### What is required
Find each line in the following listing that has the string "tickets", then state the count and nothing else.

+++ Supplied information +++

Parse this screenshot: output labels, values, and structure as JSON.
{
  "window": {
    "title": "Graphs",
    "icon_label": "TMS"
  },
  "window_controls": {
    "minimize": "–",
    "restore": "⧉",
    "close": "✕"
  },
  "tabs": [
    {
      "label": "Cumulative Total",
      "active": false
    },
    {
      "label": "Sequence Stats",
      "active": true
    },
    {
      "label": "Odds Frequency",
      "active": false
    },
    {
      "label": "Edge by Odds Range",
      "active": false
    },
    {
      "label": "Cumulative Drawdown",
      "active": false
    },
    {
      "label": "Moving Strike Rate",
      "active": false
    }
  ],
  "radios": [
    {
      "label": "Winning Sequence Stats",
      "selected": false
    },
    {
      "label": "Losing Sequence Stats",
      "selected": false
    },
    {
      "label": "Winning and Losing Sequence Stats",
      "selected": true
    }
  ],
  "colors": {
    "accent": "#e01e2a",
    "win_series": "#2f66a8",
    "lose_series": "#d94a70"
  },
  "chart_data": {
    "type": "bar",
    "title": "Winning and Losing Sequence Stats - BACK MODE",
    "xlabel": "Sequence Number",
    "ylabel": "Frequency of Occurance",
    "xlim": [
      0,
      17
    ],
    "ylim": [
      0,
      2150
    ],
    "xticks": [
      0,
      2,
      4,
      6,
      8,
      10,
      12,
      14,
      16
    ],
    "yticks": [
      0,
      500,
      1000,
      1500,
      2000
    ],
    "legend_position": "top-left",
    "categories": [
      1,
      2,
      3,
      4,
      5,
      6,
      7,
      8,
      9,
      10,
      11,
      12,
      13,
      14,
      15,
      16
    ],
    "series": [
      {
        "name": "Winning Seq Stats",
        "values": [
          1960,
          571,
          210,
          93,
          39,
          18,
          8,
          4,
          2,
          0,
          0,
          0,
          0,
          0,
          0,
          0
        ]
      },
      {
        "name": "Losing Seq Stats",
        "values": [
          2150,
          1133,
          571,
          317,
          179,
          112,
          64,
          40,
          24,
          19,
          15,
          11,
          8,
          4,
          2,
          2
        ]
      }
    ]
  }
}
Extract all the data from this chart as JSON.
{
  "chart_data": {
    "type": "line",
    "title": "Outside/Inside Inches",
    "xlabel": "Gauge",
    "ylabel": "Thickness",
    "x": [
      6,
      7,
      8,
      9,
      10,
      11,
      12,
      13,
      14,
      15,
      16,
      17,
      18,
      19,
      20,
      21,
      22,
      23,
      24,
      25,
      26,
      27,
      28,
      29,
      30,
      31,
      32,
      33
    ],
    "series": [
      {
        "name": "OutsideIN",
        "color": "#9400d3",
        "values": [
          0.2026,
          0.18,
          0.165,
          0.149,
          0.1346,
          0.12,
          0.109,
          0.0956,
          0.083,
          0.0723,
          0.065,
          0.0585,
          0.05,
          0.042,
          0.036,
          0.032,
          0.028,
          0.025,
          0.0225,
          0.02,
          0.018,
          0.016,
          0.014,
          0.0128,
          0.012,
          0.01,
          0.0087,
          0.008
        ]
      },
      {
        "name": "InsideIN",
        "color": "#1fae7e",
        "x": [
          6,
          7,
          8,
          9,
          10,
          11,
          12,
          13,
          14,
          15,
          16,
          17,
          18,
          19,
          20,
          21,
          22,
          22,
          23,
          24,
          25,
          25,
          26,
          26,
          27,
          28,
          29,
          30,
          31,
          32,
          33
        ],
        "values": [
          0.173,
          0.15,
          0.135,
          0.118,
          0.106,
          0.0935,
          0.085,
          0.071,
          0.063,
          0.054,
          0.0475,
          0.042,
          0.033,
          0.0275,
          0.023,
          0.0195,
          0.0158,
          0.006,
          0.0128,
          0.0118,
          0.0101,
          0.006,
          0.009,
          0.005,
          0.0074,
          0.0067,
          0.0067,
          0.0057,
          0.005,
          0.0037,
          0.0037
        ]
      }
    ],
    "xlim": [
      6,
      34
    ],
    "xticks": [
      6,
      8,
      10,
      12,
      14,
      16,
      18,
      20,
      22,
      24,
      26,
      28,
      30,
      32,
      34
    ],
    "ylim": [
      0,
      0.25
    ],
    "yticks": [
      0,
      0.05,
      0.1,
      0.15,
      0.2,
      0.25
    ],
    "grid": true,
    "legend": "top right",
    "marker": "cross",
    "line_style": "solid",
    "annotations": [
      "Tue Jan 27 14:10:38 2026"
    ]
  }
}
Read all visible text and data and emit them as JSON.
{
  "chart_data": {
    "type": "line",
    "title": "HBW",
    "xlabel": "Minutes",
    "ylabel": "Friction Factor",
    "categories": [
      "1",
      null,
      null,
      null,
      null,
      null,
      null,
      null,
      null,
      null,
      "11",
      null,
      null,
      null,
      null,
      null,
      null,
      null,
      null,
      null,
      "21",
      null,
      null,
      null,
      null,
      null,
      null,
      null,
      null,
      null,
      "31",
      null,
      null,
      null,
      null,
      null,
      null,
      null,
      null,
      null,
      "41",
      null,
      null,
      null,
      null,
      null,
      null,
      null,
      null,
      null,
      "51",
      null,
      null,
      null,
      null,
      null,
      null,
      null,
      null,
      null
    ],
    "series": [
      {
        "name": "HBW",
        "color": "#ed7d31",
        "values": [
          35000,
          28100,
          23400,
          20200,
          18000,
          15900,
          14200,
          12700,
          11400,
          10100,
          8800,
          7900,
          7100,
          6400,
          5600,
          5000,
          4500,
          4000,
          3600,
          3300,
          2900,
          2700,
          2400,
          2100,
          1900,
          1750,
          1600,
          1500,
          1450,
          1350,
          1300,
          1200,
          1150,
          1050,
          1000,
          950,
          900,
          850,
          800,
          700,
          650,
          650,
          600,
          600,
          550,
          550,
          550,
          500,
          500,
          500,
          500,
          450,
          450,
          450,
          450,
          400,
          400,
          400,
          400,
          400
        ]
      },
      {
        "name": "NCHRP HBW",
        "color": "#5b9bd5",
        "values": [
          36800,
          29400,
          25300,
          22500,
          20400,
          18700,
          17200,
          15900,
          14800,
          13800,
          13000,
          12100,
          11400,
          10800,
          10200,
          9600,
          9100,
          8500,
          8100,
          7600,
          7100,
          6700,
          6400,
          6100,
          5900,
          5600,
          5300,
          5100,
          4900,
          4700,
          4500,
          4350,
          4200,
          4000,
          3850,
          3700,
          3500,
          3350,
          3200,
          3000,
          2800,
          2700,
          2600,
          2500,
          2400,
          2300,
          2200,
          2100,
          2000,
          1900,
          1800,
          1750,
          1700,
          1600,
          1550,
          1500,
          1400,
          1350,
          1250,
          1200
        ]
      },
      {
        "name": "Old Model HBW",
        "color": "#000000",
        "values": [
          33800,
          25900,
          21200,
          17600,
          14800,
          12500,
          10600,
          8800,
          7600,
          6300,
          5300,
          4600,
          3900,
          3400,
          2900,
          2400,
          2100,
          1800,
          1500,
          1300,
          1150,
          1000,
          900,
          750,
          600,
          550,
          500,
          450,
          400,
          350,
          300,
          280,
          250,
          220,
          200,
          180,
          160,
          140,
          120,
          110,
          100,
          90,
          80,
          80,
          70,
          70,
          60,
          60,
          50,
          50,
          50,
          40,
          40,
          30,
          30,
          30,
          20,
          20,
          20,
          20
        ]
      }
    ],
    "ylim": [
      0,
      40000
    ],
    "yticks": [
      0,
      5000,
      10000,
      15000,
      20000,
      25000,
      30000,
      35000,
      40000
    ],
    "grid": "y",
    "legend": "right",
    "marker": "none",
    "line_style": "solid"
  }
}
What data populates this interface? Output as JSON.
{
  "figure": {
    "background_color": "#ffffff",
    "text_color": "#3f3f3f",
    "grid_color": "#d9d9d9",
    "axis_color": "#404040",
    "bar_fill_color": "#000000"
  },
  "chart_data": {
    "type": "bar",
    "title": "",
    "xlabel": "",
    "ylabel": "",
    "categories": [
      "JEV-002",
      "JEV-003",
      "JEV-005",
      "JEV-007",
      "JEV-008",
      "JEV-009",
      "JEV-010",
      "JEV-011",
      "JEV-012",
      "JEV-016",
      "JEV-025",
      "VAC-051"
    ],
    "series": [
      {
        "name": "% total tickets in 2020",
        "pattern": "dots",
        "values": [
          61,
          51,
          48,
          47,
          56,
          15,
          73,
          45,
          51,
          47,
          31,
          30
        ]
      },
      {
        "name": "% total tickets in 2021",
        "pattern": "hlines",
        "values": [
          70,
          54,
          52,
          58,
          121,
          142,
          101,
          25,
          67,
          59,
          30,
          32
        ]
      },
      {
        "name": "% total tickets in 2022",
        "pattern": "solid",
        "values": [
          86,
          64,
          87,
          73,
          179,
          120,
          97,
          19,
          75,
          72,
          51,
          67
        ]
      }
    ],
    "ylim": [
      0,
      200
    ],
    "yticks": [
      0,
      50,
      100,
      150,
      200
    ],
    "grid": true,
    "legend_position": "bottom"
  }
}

+++

### Exercise output
3